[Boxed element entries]
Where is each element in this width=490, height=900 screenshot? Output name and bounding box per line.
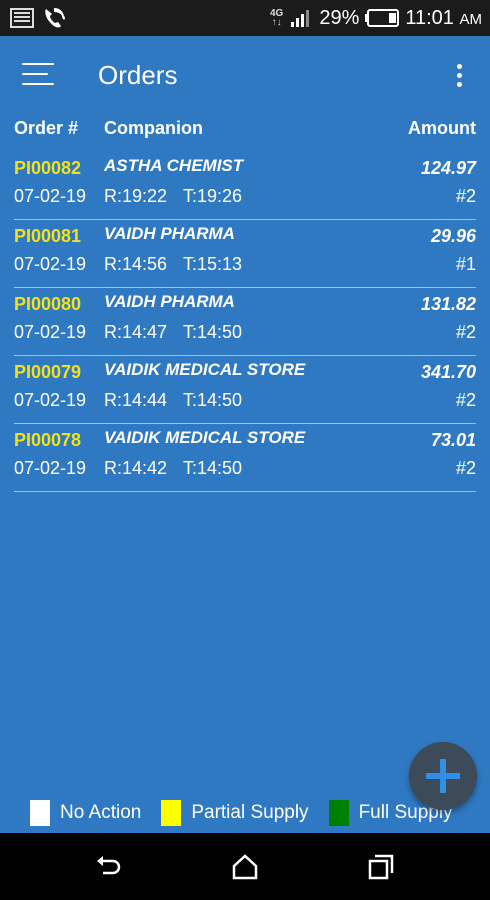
legend-label: No Action bbox=[60, 802, 142, 823]
page-title: Orders bbox=[98, 60, 178, 90]
table-header: Order # Companion Amount bbox=[0, 118, 490, 142]
companion-name: VAIDIK MEDICAL STORE bbox=[104, 360, 306, 379]
battery-percent: 29% bbox=[319, 6, 360, 29]
order-amount: 341.70 bbox=[420, 362, 476, 382]
legend-swatch bbox=[161, 800, 182, 826]
signal-icon bbox=[291, 10, 310, 27]
legend-item-partial-supply: Partial Supply bbox=[161, 800, 309, 826]
menu-icon[interactable] bbox=[22, 60, 56, 90]
order-date: 07-02-19 bbox=[14, 186, 87, 206]
more-vert-icon[interactable] bbox=[450, 62, 470, 92]
item-count: #2 bbox=[455, 186, 476, 206]
orders-list: PI00082 ASTHA CHEMIST 124.97 07-02-19 R:… bbox=[14, 152, 476, 492]
received-time: R:14:42 bbox=[104, 458, 168, 478]
legend-label: Partial Supply bbox=[191, 802, 309, 823]
order-row[interactable]: PI00080 VAIDH PHARMA 131.82 07-02-19 R:1… bbox=[14, 288, 476, 356]
received-time: R:14:56 bbox=[104, 254, 168, 274]
header-companion: Companion bbox=[104, 118, 203, 138]
legend-swatch bbox=[328, 800, 349, 826]
order-amount: 73.01 bbox=[430, 430, 476, 450]
companion-name: VAIDH PHARMA bbox=[104, 224, 235, 243]
companion-name: VAIDIK MEDICAL STORE bbox=[104, 428, 306, 447]
clock: 11:01 AM bbox=[405, 6, 482, 29]
item-count: #1 bbox=[455, 254, 476, 274]
legend-swatch bbox=[30, 800, 50, 826]
order-date: 07-02-19 bbox=[14, 322, 87, 342]
battery-icon bbox=[365, 9, 400, 27]
item-count: #2 bbox=[455, 322, 476, 342]
order-row[interactable]: PI00082 ASTHA CHEMIST 124.97 07-02-19 R:… bbox=[14, 152, 476, 220]
recents-icon[interactable] bbox=[365, 851, 397, 883]
companion-name: ASTHA CHEMIST bbox=[104, 156, 244, 175]
order-id: PI00079 bbox=[14, 362, 82, 382]
item-count: #2 bbox=[455, 458, 476, 478]
order-date: 07-02-19 bbox=[14, 390, 87, 410]
order-id: PI00081 bbox=[14, 226, 82, 246]
received-time: R:19:22 bbox=[104, 186, 168, 206]
header-order: Order # bbox=[14, 118, 79, 138]
transmit-time: T:14:50 bbox=[183, 322, 243, 342]
transmit-time: T:15:13 bbox=[183, 254, 243, 274]
screenshot-icon bbox=[10, 8, 34, 28]
header-amount: Amount bbox=[408, 118, 476, 138]
system-nav-bar bbox=[0, 833, 490, 900]
order-id: PI00082 bbox=[14, 158, 82, 178]
legend: No Action Partial Supply Full Supply bbox=[30, 798, 473, 828]
back-icon[interactable] bbox=[93, 851, 125, 883]
add-order-button[interactable] bbox=[409, 742, 477, 810]
order-amount: 124.97 bbox=[420, 158, 476, 178]
companion-name: VAIDH PHARMA bbox=[104, 292, 235, 311]
status-bar: 4G ↑↓ 29% 11:01 AM bbox=[0, 0, 490, 36]
transmit-time: T:14:50 bbox=[183, 390, 243, 410]
call-icon bbox=[45, 8, 65, 28]
order-amount: 29.96 bbox=[430, 226, 476, 246]
network-type: 4G ↑↓ bbox=[269, 8, 284, 28]
order-date: 07-02-19 bbox=[14, 458, 87, 478]
order-row[interactable]: PI00081 VAIDH PHARMA 29.96 07-02-19 R:14… bbox=[14, 220, 476, 288]
order-row[interactable]: PI00078 VAIDIK MEDICAL STORE 73.01 07-02… bbox=[14, 424, 476, 492]
received-time: R:14:44 bbox=[104, 390, 168, 410]
order-date: 07-02-19 bbox=[14, 254, 87, 274]
order-id: PI00078 bbox=[14, 430, 82, 450]
legend-item-no-action: No Action bbox=[30, 800, 141, 826]
order-id: PI00080 bbox=[14, 294, 82, 314]
transmit-time: T:19:26 bbox=[183, 186, 243, 206]
home-icon[interactable] bbox=[229, 851, 261, 883]
received-time: R:14:47 bbox=[104, 322, 168, 342]
item-count: #2 bbox=[455, 390, 476, 410]
order-amount: 131.82 bbox=[420, 294, 476, 314]
app-bar: Orders bbox=[0, 36, 490, 116]
order-row[interactable]: PI00079 VAIDIK MEDICAL STORE 341.70 07-0… bbox=[14, 356, 476, 424]
transmit-time: T:14:50 bbox=[183, 458, 243, 478]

* Directive
Render the rows above, from the line containing "legend-label: No Action" through the line containing "received-time: R:14:56 bbox=[104, 254, 168, 274]", as a Markdown table with the columns No. and Entry, numbering each line and skipping any blank ones.

* Response
| No. | Entry |
|---|---|
| 1 | legend-label: No Action bbox=[60, 802, 142, 823] |
| 2 | page-title: Orders bbox=[98, 60, 178, 90] |
| 3 | table-header: Order # Companion Amount bbox=[0, 118, 490, 142] |
| 4 | companion-name: VAIDIK MEDICAL STORE bbox=[104, 360, 306, 379] |
| 5 | battery-percent: 29% bbox=[319, 6, 360, 29] |
| 6 | order-amount: 341.70 bbox=[420, 362, 476, 382] |
| 7 | legend-swatch bbox=[161, 800, 182, 826] |
| 8 | signal-icon bbox=[291, 10, 310, 27] |
| 9 | legend-item-partial-supply: Partial Supply bbox=[161, 800, 309, 826] |
| 10 | menu-icon[interactable] bbox=[22, 60, 56, 90] |
| 11 | order-date: 07-02-19 bbox=[14, 186, 87, 206] |
| 12 | more-vert-icon[interactable] bbox=[450, 62, 470, 92] |
| 13 | item-count: #2 bbox=[455, 186, 476, 206] |
| 14 | orders-list: PI00082 ASTHA CHEMIST 124.97 07-02-19 R:… bbox=[14, 152, 476, 492] |
| 15 | received-time: R:14:42 bbox=[104, 458, 168, 478] |
| 16 | legend-label: Partial Supply bbox=[191, 802, 309, 823] |
| 17 | order-row[interactable]: PI00080 VAIDH PHARMA 131.82 07-02-19 R:1… bbox=[14, 288, 476, 356] |
| 18 | received-time: R:14:56 bbox=[104, 254, 168, 274] |